» **YOUR INSTRUCTIONS**: Locate each line containing the string "image" and copy it out.

» **ENTRIES SHOWN**:
^^^^^^^^
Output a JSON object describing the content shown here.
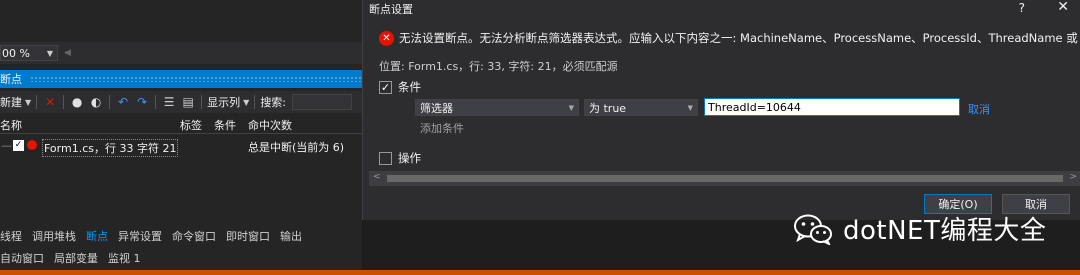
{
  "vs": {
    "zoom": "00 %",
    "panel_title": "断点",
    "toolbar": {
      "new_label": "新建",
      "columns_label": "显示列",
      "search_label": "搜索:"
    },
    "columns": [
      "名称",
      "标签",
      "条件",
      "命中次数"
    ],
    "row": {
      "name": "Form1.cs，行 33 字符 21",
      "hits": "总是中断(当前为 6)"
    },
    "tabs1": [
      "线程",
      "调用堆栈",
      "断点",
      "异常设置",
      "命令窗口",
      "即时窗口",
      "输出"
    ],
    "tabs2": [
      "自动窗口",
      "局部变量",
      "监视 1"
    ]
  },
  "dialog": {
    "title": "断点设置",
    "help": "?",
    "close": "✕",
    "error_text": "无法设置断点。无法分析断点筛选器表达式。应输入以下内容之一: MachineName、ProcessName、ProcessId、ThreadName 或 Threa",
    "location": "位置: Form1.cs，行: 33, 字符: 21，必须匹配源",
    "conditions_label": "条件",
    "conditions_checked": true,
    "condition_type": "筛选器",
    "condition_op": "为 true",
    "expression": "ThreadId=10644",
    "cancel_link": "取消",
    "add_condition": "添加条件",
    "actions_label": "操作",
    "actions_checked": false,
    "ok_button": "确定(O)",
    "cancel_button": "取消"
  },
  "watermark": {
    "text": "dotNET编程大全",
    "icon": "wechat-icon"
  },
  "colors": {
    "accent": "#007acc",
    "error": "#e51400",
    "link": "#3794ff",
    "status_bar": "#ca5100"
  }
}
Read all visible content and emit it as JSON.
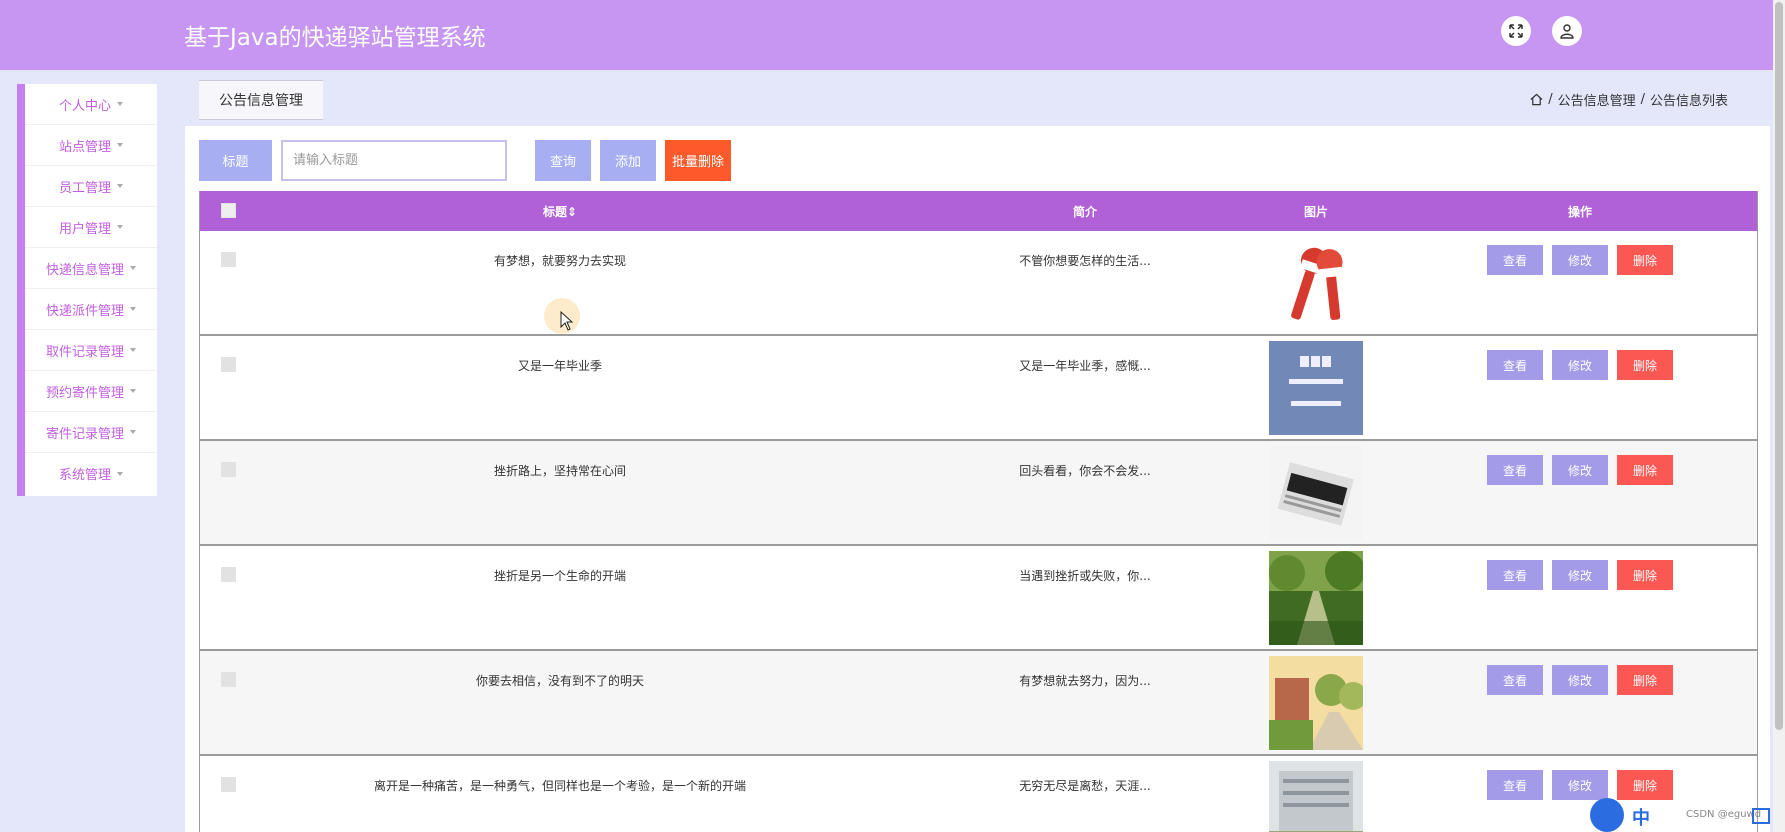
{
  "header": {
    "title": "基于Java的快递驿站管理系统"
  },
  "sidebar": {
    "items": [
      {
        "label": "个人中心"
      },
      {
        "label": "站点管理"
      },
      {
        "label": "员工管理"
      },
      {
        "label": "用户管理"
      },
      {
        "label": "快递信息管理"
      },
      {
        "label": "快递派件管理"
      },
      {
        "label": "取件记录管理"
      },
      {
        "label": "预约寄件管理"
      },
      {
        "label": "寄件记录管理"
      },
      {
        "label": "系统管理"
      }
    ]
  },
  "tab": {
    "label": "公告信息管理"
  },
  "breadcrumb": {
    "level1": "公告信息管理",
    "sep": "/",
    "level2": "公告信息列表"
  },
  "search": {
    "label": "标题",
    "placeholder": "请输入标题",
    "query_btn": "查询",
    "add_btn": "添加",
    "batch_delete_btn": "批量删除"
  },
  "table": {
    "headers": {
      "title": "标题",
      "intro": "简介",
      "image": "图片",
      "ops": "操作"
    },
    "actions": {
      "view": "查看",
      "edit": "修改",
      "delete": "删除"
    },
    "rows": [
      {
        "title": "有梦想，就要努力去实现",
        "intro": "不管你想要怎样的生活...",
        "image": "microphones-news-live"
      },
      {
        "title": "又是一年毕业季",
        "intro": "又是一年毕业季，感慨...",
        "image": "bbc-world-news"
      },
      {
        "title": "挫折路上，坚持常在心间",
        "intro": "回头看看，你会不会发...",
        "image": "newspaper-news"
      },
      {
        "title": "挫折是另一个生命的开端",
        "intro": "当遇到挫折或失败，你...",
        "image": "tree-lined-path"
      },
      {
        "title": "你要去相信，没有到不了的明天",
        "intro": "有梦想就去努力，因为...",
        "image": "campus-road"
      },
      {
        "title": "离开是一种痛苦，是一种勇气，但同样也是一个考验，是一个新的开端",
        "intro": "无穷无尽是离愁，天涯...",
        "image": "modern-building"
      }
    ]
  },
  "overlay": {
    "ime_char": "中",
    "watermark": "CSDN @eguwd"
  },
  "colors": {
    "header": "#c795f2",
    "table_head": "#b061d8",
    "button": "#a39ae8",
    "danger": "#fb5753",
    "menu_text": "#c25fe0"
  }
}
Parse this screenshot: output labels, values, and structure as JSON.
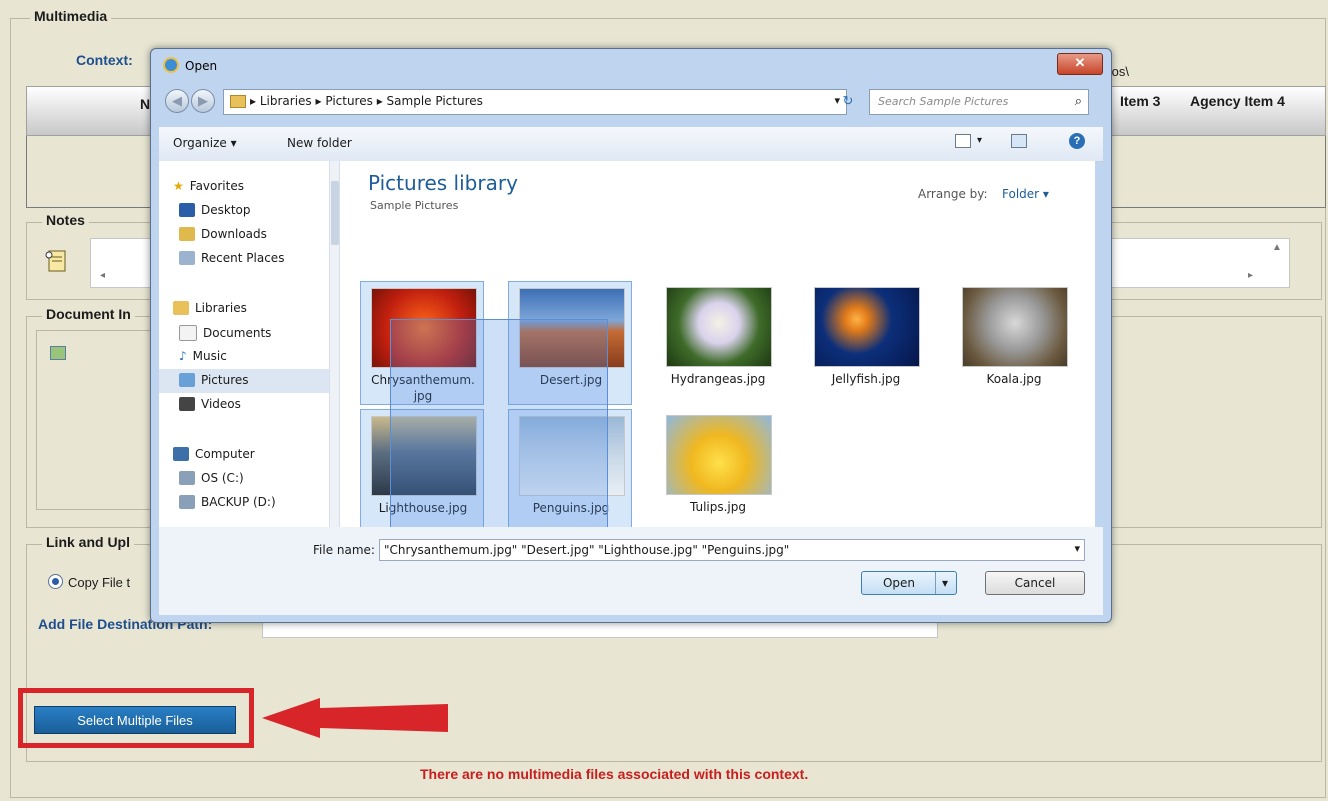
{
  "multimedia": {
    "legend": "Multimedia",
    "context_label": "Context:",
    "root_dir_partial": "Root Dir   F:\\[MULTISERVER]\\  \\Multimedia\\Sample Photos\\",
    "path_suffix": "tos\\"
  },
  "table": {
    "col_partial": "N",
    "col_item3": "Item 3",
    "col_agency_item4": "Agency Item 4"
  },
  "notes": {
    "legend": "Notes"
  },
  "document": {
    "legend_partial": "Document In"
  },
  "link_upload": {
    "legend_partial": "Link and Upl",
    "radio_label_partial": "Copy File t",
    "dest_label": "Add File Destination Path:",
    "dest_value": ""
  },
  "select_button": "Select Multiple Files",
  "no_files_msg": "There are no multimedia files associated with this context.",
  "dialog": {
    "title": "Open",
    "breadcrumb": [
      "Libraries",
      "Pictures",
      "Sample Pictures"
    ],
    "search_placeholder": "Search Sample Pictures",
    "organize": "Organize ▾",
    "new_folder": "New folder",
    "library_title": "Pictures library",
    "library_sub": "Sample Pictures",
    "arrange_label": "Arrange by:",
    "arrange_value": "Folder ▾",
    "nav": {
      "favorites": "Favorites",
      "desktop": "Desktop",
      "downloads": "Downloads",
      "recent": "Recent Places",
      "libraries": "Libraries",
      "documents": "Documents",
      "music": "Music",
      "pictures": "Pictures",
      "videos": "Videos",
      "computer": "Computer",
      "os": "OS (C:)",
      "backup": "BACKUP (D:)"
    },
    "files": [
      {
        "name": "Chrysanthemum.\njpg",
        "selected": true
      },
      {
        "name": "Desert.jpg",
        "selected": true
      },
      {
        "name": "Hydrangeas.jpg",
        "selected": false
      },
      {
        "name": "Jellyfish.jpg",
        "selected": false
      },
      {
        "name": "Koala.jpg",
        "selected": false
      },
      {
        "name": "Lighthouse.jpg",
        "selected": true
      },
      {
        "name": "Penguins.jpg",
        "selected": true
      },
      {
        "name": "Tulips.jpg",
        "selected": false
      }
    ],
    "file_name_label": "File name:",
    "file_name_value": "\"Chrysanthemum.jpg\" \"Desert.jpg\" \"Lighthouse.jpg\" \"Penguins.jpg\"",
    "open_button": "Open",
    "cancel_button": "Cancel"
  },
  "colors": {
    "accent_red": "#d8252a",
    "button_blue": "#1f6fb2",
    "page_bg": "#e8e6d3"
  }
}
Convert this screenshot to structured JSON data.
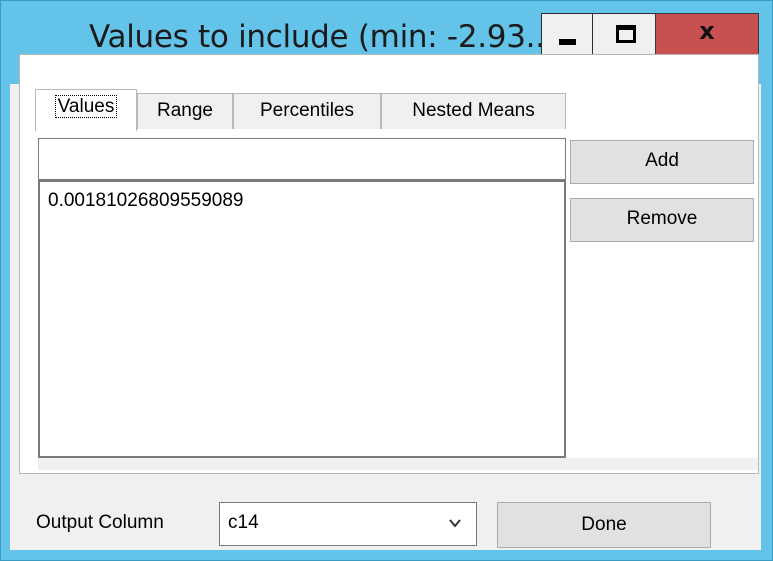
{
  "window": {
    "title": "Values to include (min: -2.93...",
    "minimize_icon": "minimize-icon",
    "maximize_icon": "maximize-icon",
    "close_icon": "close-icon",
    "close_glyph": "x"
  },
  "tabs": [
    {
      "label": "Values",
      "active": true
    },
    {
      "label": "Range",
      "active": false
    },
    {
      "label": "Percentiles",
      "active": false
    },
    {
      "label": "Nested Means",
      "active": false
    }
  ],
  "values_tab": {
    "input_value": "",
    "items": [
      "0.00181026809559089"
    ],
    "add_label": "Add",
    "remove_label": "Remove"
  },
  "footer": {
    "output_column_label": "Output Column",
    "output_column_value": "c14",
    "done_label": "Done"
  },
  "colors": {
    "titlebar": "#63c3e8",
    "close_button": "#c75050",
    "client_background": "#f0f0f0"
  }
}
^^^^^^^^
» **FULL ANSWER**:
      "image": "图片",
        "image": "microphones-news-live"
        "image": "bbc-world-news"
        "image": "newspaper-news"
        "image": "tree-lined-path"
        "image": "campus-road"
        "image": "modern-building"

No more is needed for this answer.